--- Begin Excerpted data ---

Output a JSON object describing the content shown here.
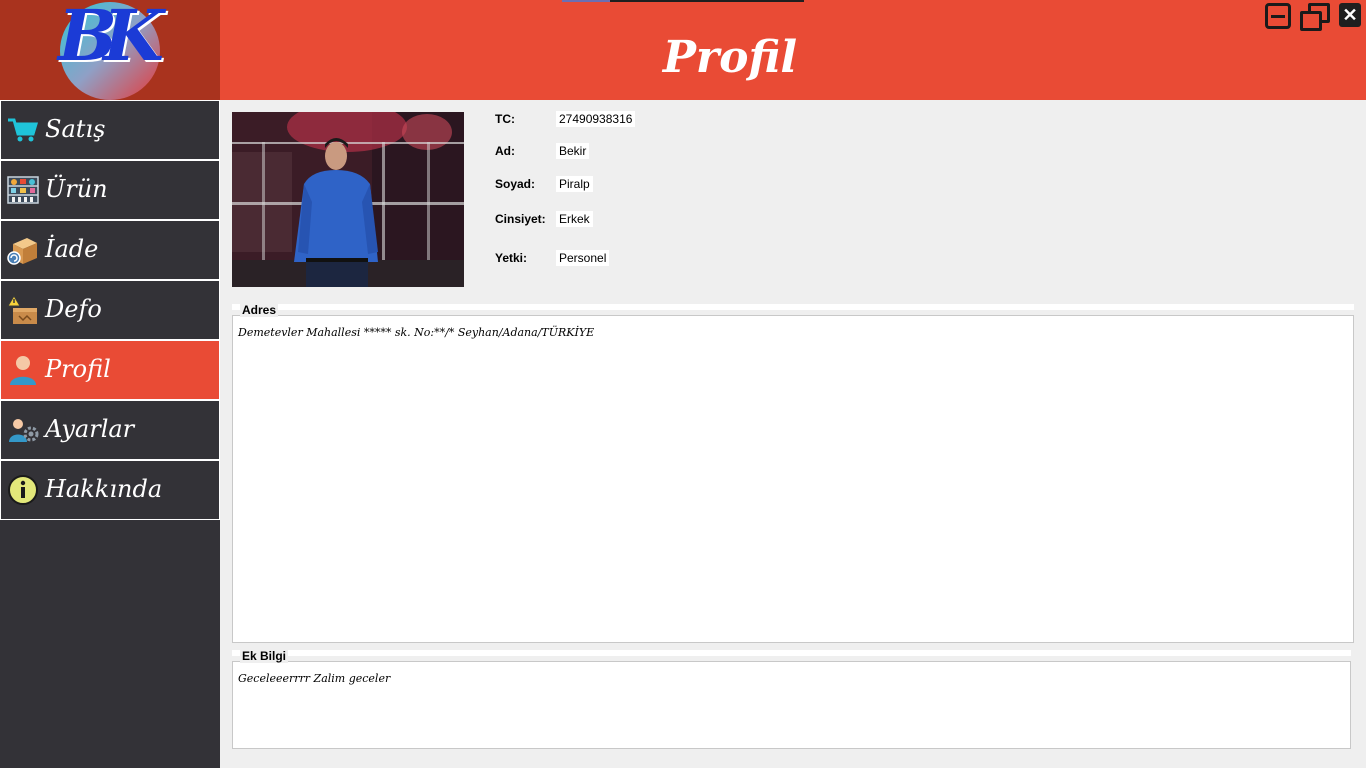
{
  "app": {
    "logo_text": "BK",
    "page_title": "Profil"
  },
  "window_controls": {
    "minimize_icon": "minimize-icon",
    "maximize_icon": "restore-icon",
    "close_icon": "close-icon",
    "close_label": "✕"
  },
  "sidebar": {
    "items": [
      {
        "label": "Satış",
        "icon": "cart-icon",
        "active": false
      },
      {
        "label": "Ürün",
        "icon": "products-icon",
        "active": false
      },
      {
        "label": "İade",
        "icon": "return-box-icon",
        "active": false
      },
      {
        "label": "Defo",
        "icon": "defect-box-icon",
        "active": false
      },
      {
        "label": "Profil",
        "icon": "user-icon",
        "active": true
      },
      {
        "label": "Ayarlar",
        "icon": "user-settings-icon",
        "active": false
      },
      {
        "label": "Hakkında",
        "icon": "info-icon",
        "active": false
      }
    ]
  },
  "profile": {
    "fields": [
      {
        "label": "TC:",
        "value": "27490938316"
      },
      {
        "label": "Ad:",
        "value": "Bekir"
      },
      {
        "label": "Soyad:",
        "value": "Piralp"
      },
      {
        "label": "Cinsiyet:",
        "value": "Erkek"
      },
      {
        "label": "Yetki:",
        "value": "Personel"
      }
    ],
    "address_title": "Adres",
    "address_text": "Demetevler Mahallesi ***** sk. No:**/* Seyhan/Adana/TÜRKİYE",
    "extra_title": "Ek Bilgi",
    "extra_text": "Geceleeerrrr Zalim geceler"
  },
  "colors": {
    "accent": "#e94b35",
    "sidebar_bg": "#333237",
    "logo_bg": "#a9331e",
    "content_bg": "#efefef"
  }
}
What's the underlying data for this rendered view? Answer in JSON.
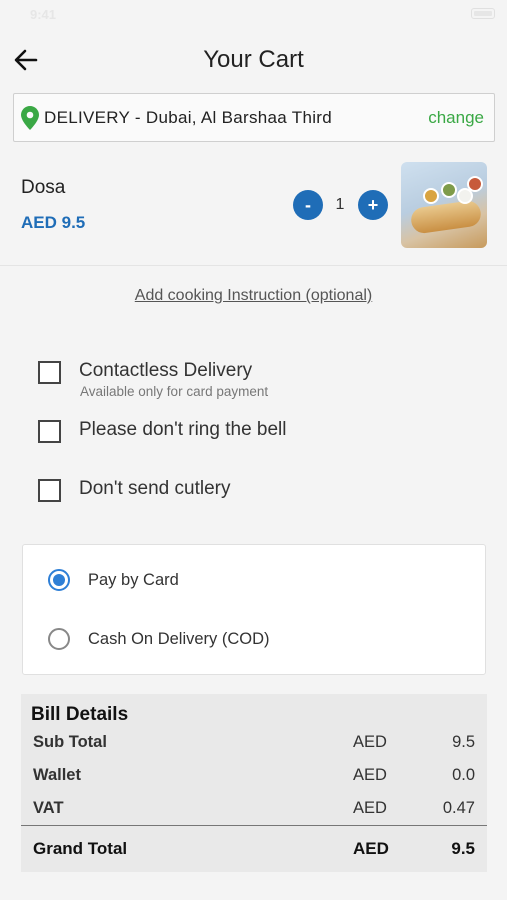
{
  "status_bar": {
    "time": "9:41"
  },
  "header": {
    "title": "Your Cart"
  },
  "delivery": {
    "label": "DELIVERY  -  Dubai, Al Barshaa Third",
    "change_label": "change",
    "pin_color": "#3aa845"
  },
  "cart": {
    "items": [
      {
        "name": "Dosa",
        "price": "AED 9.5",
        "quantity": "1",
        "minus_label": "-",
        "plus_label": "+"
      }
    ]
  },
  "cooking_instruction": "Add cooking Instruction (optional)",
  "options": [
    {
      "label": "Contactless Delivery",
      "sublabel": "Available only for card payment",
      "checked": false
    },
    {
      "label": "Please don't ring the bell",
      "checked": false
    },
    {
      "label": "Don't send cutlery",
      "checked": false
    }
  ],
  "payment": {
    "methods": [
      {
        "label": "Pay by Card",
        "selected": true
      },
      {
        "label": "Cash On Delivery (COD)",
        "selected": false
      }
    ]
  },
  "bill": {
    "title": "Bill Details",
    "rows": [
      {
        "label": "Sub Total",
        "currency": "AED",
        "value": "9.5"
      },
      {
        "label": "Wallet",
        "currency": "AED",
        "value": "0.0"
      },
      {
        "label": "VAT",
        "currency": "AED",
        "value": "0.47"
      }
    ],
    "grand_total": {
      "label": "Grand Total",
      "currency": "AED",
      "value": "9.5"
    }
  },
  "colors": {
    "accent_blue": "#1f6db7",
    "radio_blue": "#2e7fd6",
    "change_green": "#3aa845"
  }
}
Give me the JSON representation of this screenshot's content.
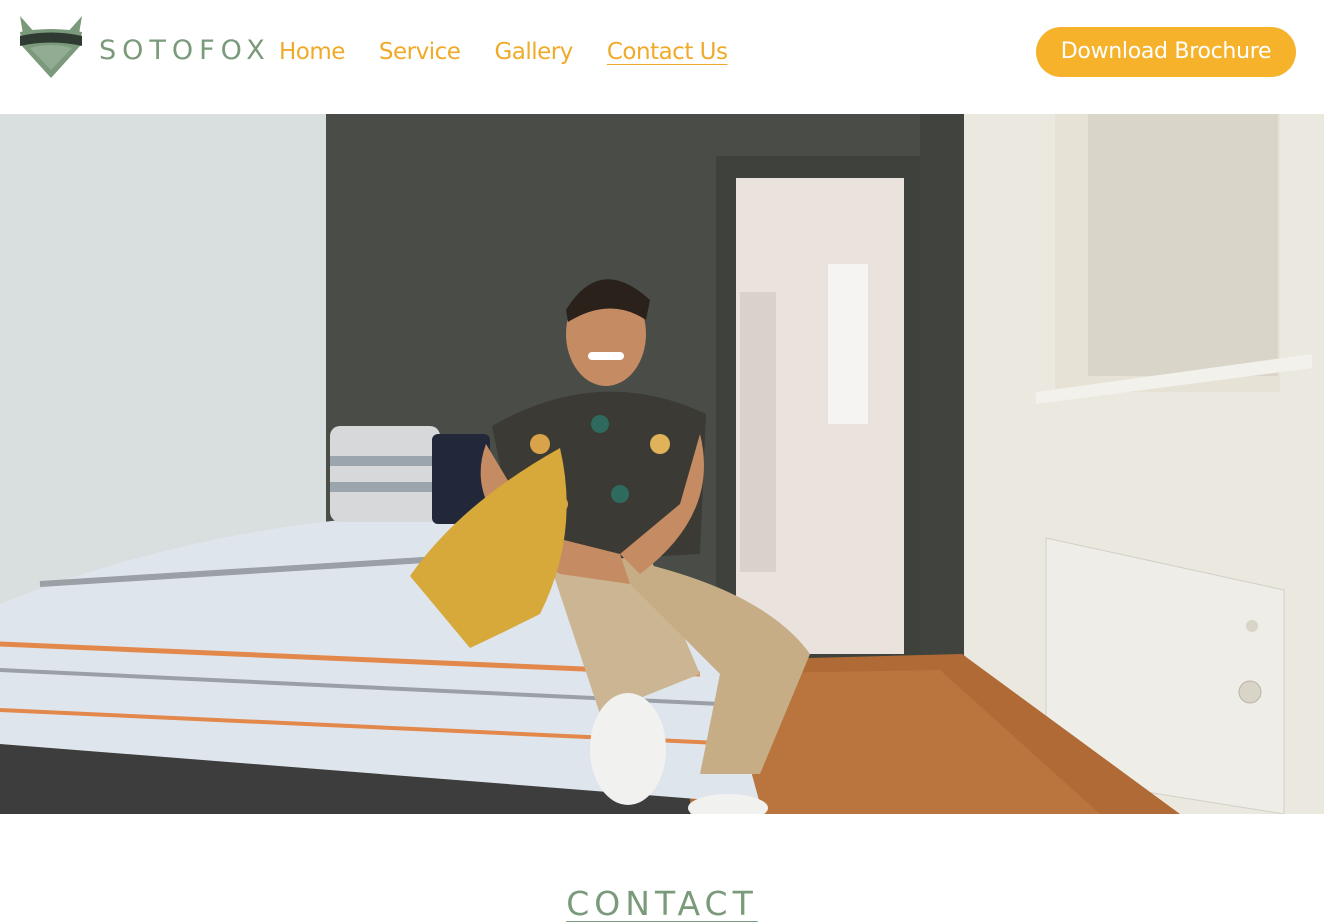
{
  "header": {
    "brand": "SOTOFOX",
    "nav": [
      {
        "label": "Home",
        "active": false
      },
      {
        "label": "Service",
        "active": false
      },
      {
        "label": "Gallery",
        "active": false
      },
      {
        "label": "Contact Us",
        "active": true
      }
    ],
    "cta_label": "Download Brochure"
  },
  "hero": {
    "icon": "hero-photo"
  },
  "contact": {
    "heading": "CONTACT"
  },
  "colors": {
    "brand_green": "#7a9a7b",
    "accent_orange": "#f0aa2a",
    "cta_background": "#f7b22c"
  }
}
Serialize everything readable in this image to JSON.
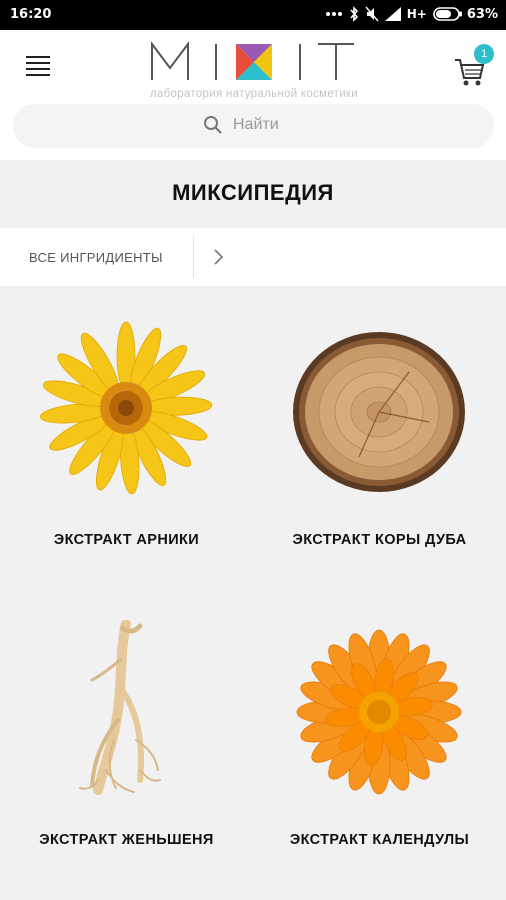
{
  "status_bar": {
    "time": "16:20",
    "network": "H+",
    "battery": "63%"
  },
  "header": {
    "logo_text": "MIXIT",
    "logo_tagline": "лаборатория натуральной косметики",
    "cart_count": "1",
    "brand_accent": "#2bbfcb"
  },
  "search": {
    "placeholder": "Найти"
  },
  "page": {
    "title": "МИКСИПЕДИЯ"
  },
  "breadcrumb": {
    "label": "ВСЕ ИНГРИДИЕНТЫ"
  },
  "ingredients": [
    {
      "name": "ЭКСТРАКТ АРНИКИ",
      "image": "arnica-flower"
    },
    {
      "name": "ЭКСТРАКТ КОРЫ ДУБА",
      "image": "oak-wood-slice"
    },
    {
      "name": "ЭКСТРАКТ ЖЕНЬШЕНЯ",
      "image": "ginseng-root"
    },
    {
      "name": "ЭКСТРАКТ КАЛЕНДУЛЫ",
      "image": "calendula-flower"
    }
  ]
}
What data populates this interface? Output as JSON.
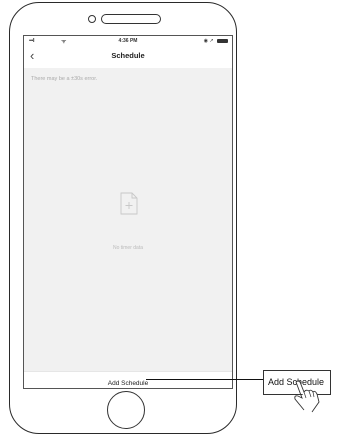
{
  "status_bar": {
    "signal": "•••ll",
    "wifi": "ᯤ",
    "time": "4:36 PM",
    "right_icons": "◉ ↗"
  },
  "nav": {
    "back_icon": "chevron-left",
    "title": "Schedule"
  },
  "hint": "There may be a ±30s error.",
  "empty_state": {
    "icon": "add-file-icon",
    "text": "No timer data"
  },
  "add_button_label": "Add Schedule",
  "callout": {
    "label": "Add Schedule",
    "icon": "tap-hand-icon"
  },
  "colors": {
    "screen_bg": "#f1f1f1",
    "line": "#111111"
  }
}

--- End Excerpted data ---

Pick every line with "image" in it and copy it.

**Answer for the task:**
Serialize everything readable in this image to JSON.
      "image": "arnica-flower"
      "image": "oak-wood-slice"
      "image": "ginseng-root"
      "image": "calendula-flower"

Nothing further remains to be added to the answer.